*WHAT YOU HAVE TO DO:*
Omit the images. Copy each entry word for word.

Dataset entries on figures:
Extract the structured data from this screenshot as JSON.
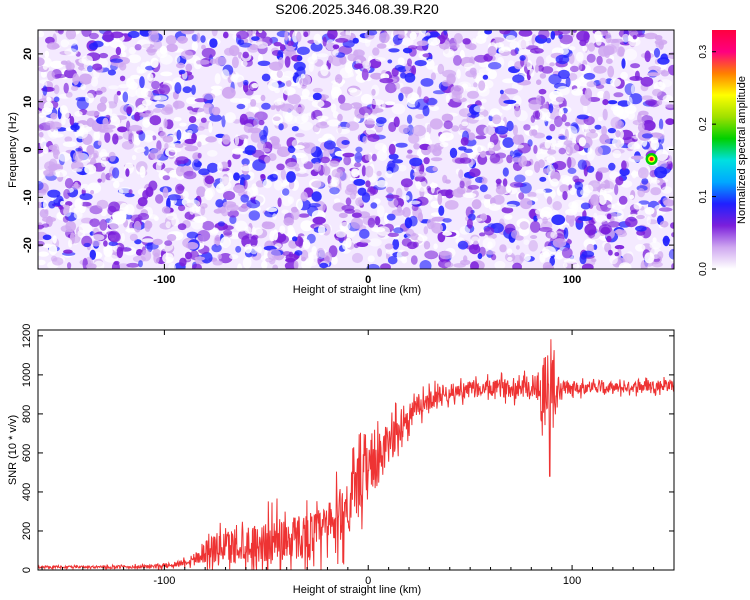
{
  "title": "S206.2025.346.08.39.R20",
  "chart_data": [
    {
      "type": "heatmap",
      "title": "S206.2025.346.08.39.R20",
      "xlabel": "Height of straight line (km)",
      "ylabel": "Frequency (Hz)",
      "xlim": [
        -162,
        150
      ],
      "ylim": [
        -25,
        25
      ],
      "xticks": [
        -100,
        0,
        100
      ],
      "yticks": [
        -20,
        -10,
        0,
        10,
        20
      ],
      "colorbar": {
        "label": "Normalized spectral amplitude",
        "range": [
          0.0,
          0.33
        ],
        "ticks": [
          0.0,
          0.1,
          0.2,
          0.3
        ],
        "colors": [
          "#ffffff",
          "#cfa7f0",
          "#7b1fdb",
          "#2020ff",
          "#00a8ff",
          "#00e0e0",
          "#00d000",
          "#a0e000",
          "#ffff00",
          "#ff8000",
          "#ff0080",
          "#ff0040"
        ]
      },
      "background_amplitude_range": [
        0.0,
        0.1
      ],
      "peaks": [
        {
          "x": 139,
          "y": -2,
          "value": 0.33
        }
      ]
    },
    {
      "type": "line",
      "xlabel": "Height of straight line (km)",
      "ylabel": "SNR (10 * v/v)",
      "xlim": [
        -162,
        150
      ],
      "ylim": [
        0,
        1230
      ],
      "xticks": [
        -100,
        0,
        100
      ],
      "yticks": [
        0,
        200,
        400,
        600,
        800,
        1000,
        1200
      ],
      "series": [
        {
          "name": "SNR",
          "color": "#ee3333",
          "x": [
            -162,
            -140,
            -120,
            -100,
            -90,
            -85,
            -80,
            -75,
            -70,
            -65,
            -60,
            -55,
            -50,
            -45,
            -40,
            -35,
            -30,
            -25,
            -20,
            -15,
            -10,
            -5,
            0,
            5,
            10,
            15,
            20,
            25,
            30,
            35,
            40,
            45,
            50,
            60,
            70,
            80,
            85,
            88,
            90,
            92,
            95,
            100,
            110,
            120,
            130,
            140,
            150
          ],
          "baseline": [
            15,
            15,
            15,
            20,
            40,
            60,
            100,
            110,
            120,
            130,
            140,
            130,
            140,
            150,
            160,
            170,
            180,
            190,
            210,
            260,
            340,
            420,
            500,
            560,
            640,
            720,
            790,
            840,
            870,
            900,
            910,
            920,
            925,
            930,
            935,
            940,
            940,
            940,
            940,
            935,
            930,
            935,
            940,
            930,
            940,
            945,
            950
          ],
          "noise": [
            8,
            8,
            10,
            15,
            25,
            50,
            90,
            110,
            120,
            130,
            140,
            150,
            160,
            170,
            170,
            170,
            170,
            170,
            190,
            200,
            230,
            220,
            200,
            190,
            170,
            110,
            100,
            80,
            70,
            70,
            60,
            60,
            60,
            60,
            70,
            80,
            180,
            330,
            260,
            120,
            60,
            50,
            40,
            40,
            40,
            40,
            40
          ],
          "max_value": 1225,
          "min_dip": {
            "x": 89,
            "value": 480
          }
        }
      ]
    }
  ]
}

*SOLUTION FOR THIS EXERCISE:*
Extract the structured data from this screenshot as JSON.
{
  "title": "S206.2025.346.08.39.R20",
  "chart_data": [
    {
      "type": "heatmap",
      "title": "S206.2025.346.08.39.R20",
      "xlabel": "Height of straight line (km)",
      "ylabel": "Frequency (Hz)",
      "xlim": [
        -162,
        150
      ],
      "ylim": [
        -25,
        25
      ],
      "xticks": [
        -100,
        0,
        100
      ],
      "yticks": [
        -20,
        -10,
        0,
        10,
        20
      ],
      "colorbar": {
        "label": "Normalized spectral amplitude",
        "range": [
          0.0,
          0.33
        ],
        "ticks": [
          0.0,
          0.1,
          0.2,
          0.3
        ],
        "colors": [
          "#ffffff",
          "#cfa7f0",
          "#7b1fdb",
          "#2020ff",
          "#00a8ff",
          "#00e0e0",
          "#00d000",
          "#a0e000",
          "#ffff00",
          "#ff8000",
          "#ff0080",
          "#ff0040"
        ]
      },
      "background_amplitude_range": [
        0.0,
        0.1
      ],
      "peaks": [
        {
          "x": 139,
          "y": -2,
          "value": 0.33
        }
      ]
    },
    {
      "type": "line",
      "xlabel": "Height of straight line (km)",
      "ylabel": "SNR (10 * v/v)",
      "xlim": [
        -162,
        150
      ],
      "ylim": [
        0,
        1230
      ],
      "xticks": [
        -100,
        0,
        100
      ],
      "yticks": [
        0,
        200,
        400,
        600,
        800,
        1000,
        1200
      ],
      "series": [
        {
          "name": "SNR",
          "color": "#ee3333",
          "x": [
            -162,
            -140,
            -120,
            -100,
            -90,
            -85,
            -80,
            -75,
            -70,
            -65,
            -60,
            -55,
            -50,
            -45,
            -40,
            -35,
            -30,
            -25,
            -20,
            -15,
            -10,
            -5,
            0,
            5,
            10,
            15,
            20,
            25,
            30,
            35,
            40,
            45,
            50,
            60,
            70,
            80,
            85,
            88,
            90,
            92,
            95,
            100,
            110,
            120,
            130,
            140,
            150
          ],
          "baseline": [
            15,
            15,
            15,
            20,
            40,
            60,
            100,
            110,
            120,
            130,
            140,
            130,
            140,
            150,
            160,
            170,
            180,
            190,
            210,
            260,
            340,
            420,
            500,
            560,
            640,
            720,
            790,
            840,
            870,
            900,
            910,
            920,
            925,
            930,
            935,
            940,
            940,
            940,
            940,
            935,
            930,
            935,
            940,
            930,
            940,
            945,
            950
          ],
          "noise": [
            8,
            8,
            10,
            15,
            25,
            50,
            90,
            110,
            120,
            130,
            140,
            150,
            160,
            170,
            170,
            170,
            170,
            170,
            190,
            200,
            230,
            220,
            200,
            190,
            170,
            110,
            100,
            80,
            70,
            70,
            60,
            60,
            60,
            60,
            70,
            80,
            180,
            330,
            260,
            120,
            60,
            50,
            40,
            40,
            40,
            40,
            40
          ],
          "max_value": 1225,
          "min_dip": {
            "x": 89,
            "value": 480
          }
        }
      ]
    }
  ]
}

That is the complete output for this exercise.